Could you copy every line from the material below in which "cuerpo" appears?

· · · · · · ·

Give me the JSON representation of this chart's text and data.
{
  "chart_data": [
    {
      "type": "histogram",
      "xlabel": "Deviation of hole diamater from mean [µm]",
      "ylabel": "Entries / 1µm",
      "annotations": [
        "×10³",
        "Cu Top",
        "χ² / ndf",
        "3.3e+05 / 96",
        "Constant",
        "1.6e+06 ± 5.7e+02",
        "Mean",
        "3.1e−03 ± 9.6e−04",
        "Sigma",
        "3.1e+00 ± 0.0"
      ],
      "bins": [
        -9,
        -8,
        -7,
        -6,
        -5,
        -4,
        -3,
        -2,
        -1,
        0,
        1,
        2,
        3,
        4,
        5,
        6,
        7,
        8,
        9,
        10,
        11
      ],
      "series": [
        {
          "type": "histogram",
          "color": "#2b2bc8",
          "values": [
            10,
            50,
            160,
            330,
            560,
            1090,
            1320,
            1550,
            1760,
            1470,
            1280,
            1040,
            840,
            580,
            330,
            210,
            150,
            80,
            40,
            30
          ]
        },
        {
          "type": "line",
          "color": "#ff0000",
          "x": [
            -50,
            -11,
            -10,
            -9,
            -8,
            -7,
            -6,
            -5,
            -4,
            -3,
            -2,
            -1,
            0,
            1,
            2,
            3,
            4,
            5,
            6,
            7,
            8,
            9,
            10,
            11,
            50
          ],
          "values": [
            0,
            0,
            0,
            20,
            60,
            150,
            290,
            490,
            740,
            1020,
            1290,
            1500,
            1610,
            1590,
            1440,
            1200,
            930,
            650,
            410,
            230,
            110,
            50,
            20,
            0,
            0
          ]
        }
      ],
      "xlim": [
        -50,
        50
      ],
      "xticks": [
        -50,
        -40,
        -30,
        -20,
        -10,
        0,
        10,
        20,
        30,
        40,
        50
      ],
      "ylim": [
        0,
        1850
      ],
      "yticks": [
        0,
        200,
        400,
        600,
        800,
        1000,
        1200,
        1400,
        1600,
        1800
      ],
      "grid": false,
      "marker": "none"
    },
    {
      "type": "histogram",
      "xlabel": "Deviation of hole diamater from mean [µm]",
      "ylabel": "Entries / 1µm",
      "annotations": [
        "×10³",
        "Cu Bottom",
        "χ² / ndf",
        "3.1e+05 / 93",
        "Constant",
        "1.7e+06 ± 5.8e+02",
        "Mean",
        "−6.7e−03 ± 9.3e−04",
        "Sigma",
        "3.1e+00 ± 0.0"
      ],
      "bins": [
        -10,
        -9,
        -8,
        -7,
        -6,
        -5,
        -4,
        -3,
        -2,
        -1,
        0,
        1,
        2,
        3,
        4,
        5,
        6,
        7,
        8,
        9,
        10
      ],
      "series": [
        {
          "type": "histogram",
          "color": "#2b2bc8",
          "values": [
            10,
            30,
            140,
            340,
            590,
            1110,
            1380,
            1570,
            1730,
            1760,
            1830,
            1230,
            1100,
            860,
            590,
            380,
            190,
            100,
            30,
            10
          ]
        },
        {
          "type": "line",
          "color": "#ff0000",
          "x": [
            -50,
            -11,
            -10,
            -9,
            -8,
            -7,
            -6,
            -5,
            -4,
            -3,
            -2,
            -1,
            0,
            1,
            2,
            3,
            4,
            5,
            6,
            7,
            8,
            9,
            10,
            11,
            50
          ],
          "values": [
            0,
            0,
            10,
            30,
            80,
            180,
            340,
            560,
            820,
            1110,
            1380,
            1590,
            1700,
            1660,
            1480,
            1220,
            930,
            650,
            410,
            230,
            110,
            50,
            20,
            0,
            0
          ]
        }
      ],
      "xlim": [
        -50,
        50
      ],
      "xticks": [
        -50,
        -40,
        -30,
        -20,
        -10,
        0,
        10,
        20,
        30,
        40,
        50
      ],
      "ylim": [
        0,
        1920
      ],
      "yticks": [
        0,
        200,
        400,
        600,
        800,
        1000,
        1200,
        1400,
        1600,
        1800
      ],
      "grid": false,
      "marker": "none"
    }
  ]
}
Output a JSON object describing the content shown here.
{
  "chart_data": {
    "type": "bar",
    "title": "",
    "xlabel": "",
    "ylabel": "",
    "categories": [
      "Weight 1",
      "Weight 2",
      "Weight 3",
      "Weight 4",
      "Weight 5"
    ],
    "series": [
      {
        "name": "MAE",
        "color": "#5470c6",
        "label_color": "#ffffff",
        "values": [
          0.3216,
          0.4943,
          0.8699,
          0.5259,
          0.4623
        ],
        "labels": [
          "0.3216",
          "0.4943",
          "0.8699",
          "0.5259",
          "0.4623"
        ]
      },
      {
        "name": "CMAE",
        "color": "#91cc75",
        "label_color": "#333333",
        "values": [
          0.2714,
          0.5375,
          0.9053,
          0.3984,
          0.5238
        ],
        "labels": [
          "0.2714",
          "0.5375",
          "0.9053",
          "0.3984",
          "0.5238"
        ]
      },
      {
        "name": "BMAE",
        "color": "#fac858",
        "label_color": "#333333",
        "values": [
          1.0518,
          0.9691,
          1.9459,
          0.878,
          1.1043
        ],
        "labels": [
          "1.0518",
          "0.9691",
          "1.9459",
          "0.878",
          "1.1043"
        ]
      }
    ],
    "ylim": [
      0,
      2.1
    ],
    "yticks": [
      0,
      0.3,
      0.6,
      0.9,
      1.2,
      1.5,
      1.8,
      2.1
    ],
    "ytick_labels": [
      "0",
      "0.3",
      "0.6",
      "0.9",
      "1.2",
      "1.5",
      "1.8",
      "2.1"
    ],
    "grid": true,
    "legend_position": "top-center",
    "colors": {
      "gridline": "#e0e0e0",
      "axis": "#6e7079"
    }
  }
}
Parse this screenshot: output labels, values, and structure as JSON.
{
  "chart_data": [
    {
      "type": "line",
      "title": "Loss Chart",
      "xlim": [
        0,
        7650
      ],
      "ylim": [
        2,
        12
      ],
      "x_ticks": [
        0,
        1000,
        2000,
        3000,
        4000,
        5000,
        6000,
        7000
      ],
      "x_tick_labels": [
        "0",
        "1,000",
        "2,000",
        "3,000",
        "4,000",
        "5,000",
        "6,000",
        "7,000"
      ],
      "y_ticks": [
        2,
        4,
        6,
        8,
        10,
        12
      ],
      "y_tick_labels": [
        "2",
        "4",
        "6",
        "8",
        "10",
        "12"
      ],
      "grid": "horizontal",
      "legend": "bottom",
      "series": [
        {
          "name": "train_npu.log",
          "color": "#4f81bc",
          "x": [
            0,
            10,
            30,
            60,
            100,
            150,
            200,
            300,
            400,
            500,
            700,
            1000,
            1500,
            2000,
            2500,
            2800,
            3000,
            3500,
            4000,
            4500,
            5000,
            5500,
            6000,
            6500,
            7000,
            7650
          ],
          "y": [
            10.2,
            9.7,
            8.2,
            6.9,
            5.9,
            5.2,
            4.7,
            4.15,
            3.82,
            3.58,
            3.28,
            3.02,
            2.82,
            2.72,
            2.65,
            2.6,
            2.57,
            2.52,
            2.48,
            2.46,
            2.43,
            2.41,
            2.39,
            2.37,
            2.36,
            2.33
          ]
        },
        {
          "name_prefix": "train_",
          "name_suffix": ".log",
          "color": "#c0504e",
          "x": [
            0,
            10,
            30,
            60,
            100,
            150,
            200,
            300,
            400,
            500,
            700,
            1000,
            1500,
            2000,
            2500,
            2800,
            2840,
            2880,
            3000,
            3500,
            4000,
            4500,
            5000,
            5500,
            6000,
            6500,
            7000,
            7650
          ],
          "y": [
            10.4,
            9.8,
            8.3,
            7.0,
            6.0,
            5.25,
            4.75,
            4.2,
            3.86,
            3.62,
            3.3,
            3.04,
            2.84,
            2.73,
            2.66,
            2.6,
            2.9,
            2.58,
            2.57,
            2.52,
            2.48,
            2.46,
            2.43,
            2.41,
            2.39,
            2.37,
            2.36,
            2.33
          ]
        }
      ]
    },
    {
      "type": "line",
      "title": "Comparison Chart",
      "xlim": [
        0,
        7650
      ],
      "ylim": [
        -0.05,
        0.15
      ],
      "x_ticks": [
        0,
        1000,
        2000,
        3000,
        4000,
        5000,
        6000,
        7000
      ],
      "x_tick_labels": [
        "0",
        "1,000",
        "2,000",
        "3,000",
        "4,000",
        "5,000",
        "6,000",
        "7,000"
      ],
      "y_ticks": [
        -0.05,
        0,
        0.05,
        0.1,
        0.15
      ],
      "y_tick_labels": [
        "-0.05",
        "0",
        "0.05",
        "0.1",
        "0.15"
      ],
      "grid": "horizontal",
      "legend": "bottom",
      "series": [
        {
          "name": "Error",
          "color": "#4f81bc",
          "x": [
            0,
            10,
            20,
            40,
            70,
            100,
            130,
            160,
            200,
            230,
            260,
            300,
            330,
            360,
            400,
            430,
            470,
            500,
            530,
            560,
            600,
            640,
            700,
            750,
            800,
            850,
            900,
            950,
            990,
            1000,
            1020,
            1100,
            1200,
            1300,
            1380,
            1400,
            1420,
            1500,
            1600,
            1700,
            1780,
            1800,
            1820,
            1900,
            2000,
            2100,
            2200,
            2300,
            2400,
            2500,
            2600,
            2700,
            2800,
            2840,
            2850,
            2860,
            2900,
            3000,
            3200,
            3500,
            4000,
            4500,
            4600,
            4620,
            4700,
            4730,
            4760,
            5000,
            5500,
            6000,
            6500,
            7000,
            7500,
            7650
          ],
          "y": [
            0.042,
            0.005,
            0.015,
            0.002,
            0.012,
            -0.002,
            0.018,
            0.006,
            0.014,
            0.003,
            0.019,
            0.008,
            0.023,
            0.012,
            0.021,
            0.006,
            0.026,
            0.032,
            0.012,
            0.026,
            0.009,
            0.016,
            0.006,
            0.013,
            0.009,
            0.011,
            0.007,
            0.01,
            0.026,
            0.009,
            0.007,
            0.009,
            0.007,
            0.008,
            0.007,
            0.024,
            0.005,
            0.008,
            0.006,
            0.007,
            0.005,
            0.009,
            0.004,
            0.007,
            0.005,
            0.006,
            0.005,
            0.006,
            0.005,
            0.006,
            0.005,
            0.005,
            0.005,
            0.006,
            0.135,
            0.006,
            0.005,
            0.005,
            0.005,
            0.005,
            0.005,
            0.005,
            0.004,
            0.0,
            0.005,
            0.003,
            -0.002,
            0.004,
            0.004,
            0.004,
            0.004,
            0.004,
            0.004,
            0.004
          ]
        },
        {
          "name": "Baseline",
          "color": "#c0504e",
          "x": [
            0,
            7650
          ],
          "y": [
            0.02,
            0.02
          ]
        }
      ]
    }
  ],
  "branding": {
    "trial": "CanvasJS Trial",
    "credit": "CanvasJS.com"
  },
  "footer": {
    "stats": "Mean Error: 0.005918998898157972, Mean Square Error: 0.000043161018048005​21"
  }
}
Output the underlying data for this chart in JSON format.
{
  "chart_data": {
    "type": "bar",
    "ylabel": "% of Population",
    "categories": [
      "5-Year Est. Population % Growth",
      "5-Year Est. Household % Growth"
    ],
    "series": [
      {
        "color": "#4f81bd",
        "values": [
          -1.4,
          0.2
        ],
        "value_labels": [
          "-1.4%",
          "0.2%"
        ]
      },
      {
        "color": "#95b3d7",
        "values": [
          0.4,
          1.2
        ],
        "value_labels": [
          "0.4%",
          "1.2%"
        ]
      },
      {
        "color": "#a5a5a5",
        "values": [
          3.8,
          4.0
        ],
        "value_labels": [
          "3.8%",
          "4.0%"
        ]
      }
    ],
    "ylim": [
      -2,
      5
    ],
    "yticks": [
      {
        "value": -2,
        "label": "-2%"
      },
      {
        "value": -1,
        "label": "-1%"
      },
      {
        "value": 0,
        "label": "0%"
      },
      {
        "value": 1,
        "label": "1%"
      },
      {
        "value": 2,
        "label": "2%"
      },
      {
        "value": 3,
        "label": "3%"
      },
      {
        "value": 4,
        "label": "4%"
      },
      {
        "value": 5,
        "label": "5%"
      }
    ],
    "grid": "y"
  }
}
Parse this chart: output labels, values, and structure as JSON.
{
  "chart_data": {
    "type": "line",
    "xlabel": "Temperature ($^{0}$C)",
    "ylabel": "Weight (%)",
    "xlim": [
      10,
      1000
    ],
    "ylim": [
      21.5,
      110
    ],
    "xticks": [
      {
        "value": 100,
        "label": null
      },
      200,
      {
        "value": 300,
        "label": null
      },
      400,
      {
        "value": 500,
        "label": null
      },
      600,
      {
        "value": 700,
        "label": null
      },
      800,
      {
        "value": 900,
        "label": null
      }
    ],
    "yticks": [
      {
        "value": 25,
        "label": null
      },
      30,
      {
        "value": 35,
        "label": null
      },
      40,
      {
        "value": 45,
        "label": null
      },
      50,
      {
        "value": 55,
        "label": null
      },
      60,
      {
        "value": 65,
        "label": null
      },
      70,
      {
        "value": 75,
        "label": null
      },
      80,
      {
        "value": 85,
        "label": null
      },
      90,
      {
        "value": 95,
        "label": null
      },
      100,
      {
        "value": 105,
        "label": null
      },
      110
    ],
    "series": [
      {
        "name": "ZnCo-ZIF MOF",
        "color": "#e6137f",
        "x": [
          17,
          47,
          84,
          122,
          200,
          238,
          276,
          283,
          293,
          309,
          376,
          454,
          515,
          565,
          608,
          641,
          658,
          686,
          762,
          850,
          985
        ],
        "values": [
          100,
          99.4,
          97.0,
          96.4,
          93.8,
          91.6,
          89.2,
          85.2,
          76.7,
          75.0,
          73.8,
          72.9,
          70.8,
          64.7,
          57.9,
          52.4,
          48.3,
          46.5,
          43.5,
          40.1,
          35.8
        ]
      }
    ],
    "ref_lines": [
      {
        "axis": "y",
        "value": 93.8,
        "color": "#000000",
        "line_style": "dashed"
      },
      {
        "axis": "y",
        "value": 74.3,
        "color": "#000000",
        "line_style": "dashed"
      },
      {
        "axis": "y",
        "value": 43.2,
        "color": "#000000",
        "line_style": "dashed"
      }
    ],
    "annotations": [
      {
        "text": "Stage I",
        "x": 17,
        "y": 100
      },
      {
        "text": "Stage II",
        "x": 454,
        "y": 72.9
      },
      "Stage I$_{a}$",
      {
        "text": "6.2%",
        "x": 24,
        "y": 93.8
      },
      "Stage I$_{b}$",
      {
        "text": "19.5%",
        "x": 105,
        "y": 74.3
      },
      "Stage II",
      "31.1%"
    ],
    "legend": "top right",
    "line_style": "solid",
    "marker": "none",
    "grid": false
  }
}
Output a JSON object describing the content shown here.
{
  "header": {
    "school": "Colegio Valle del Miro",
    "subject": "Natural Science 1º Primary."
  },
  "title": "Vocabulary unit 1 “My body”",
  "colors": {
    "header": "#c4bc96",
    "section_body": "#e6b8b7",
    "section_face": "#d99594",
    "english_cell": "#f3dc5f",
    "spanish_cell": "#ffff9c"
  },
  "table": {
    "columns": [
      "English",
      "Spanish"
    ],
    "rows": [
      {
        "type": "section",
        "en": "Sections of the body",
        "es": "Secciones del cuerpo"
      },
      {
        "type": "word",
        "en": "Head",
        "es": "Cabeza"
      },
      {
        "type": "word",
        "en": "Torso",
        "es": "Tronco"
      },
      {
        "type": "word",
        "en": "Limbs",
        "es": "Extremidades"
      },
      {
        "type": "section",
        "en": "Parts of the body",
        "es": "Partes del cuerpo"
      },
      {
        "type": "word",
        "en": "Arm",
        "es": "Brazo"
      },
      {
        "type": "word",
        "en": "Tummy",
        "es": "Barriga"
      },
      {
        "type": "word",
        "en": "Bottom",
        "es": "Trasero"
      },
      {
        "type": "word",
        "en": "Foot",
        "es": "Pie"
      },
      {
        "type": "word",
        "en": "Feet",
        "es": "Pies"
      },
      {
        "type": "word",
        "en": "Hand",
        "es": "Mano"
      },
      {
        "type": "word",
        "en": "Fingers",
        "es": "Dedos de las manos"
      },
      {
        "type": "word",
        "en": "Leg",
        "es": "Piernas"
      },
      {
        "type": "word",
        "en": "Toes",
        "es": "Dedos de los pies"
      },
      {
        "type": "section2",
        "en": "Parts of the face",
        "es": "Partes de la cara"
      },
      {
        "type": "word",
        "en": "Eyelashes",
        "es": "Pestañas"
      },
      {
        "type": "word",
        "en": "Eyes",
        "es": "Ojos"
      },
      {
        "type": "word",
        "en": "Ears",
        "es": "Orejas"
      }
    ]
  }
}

· · · · · · ·

(Written answer)
        "es": "Secciones del cuerpo"
        "es": "Partes del cuerpo"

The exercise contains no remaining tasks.